Data records:

# # # # # # #

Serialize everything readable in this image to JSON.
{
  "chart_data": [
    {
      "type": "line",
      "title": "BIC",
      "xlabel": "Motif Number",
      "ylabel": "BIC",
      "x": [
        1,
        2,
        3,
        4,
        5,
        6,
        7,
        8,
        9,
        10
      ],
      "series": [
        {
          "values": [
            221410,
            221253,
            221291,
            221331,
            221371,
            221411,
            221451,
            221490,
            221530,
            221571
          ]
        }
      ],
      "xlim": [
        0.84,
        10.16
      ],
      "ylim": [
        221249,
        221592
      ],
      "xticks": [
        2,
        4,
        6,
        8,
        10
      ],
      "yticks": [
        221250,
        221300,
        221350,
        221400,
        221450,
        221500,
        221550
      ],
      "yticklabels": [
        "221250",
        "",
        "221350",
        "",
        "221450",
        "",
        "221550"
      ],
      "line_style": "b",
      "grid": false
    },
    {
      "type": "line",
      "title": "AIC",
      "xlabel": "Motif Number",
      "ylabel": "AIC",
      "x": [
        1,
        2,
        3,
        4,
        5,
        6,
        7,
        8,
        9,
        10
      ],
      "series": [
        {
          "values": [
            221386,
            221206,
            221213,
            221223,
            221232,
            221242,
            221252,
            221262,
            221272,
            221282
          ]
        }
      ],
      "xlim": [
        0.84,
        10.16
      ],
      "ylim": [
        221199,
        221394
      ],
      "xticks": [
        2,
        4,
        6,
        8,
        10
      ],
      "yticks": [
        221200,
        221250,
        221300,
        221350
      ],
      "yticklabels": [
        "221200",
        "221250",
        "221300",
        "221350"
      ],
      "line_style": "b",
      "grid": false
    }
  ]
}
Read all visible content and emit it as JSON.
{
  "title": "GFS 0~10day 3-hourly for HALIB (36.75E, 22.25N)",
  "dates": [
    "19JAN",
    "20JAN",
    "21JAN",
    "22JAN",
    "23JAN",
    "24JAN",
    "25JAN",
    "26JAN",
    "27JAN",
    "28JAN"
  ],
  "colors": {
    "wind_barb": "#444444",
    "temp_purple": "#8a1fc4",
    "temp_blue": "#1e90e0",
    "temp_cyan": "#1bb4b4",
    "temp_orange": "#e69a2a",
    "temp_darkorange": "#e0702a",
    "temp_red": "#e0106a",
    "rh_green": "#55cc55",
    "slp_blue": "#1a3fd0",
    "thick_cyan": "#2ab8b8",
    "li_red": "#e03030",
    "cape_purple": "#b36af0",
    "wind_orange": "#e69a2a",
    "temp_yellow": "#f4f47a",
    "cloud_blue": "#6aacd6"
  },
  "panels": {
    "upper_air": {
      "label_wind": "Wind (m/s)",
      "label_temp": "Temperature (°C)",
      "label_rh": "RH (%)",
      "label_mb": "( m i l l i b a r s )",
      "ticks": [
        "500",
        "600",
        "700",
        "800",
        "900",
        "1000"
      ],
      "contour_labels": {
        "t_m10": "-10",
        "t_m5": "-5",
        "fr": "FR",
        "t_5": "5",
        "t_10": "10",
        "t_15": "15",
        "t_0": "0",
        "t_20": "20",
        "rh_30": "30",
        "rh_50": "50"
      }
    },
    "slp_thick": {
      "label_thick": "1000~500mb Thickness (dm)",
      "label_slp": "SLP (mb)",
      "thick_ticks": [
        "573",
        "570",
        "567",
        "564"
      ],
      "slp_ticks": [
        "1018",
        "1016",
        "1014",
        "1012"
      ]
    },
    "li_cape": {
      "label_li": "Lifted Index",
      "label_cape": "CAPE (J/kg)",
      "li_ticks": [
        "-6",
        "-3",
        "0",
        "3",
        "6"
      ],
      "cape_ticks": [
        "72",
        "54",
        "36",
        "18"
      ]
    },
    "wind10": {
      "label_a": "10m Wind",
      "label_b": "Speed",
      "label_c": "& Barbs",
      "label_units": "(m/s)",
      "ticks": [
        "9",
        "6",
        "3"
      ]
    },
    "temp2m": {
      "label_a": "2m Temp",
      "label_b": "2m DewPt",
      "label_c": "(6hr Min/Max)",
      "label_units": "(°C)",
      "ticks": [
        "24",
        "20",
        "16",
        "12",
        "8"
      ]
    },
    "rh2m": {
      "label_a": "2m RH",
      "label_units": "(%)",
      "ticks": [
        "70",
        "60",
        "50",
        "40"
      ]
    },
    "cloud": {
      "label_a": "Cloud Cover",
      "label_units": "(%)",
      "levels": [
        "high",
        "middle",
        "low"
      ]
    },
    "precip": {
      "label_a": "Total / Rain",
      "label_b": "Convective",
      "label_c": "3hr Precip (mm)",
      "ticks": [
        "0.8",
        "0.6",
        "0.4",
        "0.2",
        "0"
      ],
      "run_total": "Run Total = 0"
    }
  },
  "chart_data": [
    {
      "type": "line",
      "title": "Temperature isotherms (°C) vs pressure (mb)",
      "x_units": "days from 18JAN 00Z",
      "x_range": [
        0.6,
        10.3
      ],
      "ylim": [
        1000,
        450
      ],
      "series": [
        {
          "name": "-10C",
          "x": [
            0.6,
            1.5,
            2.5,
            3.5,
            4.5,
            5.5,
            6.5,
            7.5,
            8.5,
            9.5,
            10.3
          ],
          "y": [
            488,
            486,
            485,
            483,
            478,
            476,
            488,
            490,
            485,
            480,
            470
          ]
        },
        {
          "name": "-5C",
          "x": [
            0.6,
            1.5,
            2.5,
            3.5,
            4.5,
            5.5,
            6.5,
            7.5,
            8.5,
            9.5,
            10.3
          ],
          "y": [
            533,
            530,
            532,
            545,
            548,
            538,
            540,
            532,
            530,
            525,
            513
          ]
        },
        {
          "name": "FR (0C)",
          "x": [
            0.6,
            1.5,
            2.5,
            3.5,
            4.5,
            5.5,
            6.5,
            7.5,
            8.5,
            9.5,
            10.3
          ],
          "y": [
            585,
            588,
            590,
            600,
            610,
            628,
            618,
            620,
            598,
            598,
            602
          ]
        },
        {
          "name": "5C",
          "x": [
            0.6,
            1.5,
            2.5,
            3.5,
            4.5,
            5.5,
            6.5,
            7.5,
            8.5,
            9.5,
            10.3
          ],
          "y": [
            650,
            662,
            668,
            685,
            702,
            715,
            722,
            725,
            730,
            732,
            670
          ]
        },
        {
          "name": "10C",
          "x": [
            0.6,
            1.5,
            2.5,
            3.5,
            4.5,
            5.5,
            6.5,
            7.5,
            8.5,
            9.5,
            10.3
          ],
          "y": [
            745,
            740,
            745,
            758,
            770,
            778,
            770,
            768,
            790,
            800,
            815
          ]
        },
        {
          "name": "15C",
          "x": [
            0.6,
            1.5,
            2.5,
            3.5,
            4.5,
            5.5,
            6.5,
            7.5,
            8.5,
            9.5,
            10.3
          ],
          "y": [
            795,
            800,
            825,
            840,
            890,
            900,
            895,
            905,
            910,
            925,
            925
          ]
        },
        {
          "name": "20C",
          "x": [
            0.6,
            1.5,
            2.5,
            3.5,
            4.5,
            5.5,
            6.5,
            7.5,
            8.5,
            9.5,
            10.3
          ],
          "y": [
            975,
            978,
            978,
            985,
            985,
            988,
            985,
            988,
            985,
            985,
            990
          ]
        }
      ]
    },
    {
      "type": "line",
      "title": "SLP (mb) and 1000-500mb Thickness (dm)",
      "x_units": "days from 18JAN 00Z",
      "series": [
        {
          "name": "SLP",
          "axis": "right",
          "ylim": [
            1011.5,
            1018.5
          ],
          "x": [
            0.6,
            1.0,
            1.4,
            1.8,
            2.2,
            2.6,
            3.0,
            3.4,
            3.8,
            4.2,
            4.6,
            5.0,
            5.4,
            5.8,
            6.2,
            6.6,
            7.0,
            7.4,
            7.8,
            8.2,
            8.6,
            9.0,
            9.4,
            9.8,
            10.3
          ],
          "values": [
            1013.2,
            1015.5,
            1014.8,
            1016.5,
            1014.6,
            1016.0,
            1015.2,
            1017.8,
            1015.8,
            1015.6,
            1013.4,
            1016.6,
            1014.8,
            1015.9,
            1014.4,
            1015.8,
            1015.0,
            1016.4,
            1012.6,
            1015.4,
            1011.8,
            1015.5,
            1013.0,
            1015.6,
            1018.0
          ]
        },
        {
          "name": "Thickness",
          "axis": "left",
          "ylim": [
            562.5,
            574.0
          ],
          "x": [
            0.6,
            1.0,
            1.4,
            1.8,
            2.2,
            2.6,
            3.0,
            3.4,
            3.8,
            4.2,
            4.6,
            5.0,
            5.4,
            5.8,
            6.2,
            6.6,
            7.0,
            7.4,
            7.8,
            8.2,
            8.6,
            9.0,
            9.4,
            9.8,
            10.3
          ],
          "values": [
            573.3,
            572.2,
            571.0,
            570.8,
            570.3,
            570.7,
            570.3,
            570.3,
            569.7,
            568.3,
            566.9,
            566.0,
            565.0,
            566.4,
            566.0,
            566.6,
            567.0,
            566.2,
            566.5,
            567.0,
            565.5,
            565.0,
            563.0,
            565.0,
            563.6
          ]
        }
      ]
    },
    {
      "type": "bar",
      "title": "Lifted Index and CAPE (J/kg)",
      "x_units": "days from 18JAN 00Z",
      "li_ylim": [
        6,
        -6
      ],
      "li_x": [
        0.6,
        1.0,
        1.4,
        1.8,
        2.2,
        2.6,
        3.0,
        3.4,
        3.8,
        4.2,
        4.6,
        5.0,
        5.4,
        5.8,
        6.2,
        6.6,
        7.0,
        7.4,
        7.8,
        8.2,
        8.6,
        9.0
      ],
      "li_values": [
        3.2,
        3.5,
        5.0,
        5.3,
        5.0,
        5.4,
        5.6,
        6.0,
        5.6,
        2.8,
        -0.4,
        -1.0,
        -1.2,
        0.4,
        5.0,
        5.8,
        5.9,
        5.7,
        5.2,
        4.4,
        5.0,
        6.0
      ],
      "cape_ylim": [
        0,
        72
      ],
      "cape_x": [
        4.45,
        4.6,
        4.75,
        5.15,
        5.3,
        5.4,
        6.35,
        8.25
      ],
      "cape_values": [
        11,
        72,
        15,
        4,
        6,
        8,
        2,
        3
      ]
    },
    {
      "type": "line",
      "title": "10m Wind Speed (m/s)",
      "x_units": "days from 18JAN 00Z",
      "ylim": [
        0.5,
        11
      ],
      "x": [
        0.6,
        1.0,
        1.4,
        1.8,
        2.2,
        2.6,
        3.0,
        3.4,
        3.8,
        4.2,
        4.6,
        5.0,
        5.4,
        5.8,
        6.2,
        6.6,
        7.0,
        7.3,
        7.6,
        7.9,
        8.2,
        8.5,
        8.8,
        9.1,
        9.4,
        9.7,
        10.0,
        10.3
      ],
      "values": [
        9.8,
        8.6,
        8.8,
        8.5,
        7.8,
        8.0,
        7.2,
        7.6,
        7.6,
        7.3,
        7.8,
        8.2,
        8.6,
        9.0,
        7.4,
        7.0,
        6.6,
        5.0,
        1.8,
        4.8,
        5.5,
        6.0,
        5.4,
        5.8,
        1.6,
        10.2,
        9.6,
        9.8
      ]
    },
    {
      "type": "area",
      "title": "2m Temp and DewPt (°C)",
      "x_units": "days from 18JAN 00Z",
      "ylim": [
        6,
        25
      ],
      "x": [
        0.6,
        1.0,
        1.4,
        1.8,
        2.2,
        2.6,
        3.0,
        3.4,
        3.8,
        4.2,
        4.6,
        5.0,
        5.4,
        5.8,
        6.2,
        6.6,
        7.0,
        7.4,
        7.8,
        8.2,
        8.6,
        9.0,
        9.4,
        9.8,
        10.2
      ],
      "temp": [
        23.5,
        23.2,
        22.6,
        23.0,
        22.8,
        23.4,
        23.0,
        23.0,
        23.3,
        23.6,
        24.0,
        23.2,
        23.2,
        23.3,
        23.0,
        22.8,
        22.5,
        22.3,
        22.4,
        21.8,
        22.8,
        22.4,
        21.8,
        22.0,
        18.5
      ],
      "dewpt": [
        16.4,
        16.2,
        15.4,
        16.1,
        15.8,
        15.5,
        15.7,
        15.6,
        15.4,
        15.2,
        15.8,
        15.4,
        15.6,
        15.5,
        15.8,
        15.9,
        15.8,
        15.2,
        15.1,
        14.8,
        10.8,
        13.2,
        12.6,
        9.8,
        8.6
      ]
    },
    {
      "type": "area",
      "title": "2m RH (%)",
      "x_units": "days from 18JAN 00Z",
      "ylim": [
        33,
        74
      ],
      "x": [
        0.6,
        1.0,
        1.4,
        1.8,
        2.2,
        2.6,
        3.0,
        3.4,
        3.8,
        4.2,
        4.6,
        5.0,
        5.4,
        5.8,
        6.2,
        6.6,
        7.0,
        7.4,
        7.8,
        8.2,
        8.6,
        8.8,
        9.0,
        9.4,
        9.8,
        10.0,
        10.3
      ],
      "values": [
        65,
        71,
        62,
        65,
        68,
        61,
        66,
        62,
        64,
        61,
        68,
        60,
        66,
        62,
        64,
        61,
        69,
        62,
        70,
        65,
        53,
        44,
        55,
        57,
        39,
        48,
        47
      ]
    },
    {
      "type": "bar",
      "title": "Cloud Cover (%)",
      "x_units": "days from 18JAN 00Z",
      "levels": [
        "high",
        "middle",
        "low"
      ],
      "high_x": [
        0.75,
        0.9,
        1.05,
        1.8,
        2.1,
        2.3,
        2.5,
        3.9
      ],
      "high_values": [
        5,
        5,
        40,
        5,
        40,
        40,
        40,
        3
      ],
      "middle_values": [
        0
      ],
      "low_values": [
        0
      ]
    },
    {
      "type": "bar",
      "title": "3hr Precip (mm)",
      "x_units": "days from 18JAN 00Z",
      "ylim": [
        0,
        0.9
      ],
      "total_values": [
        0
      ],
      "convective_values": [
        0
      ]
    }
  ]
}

# # # # # # #

- CHALLENGE
Find every line in the records that has the string "title", then state how many there are and nothing else.

- RESPONSE
11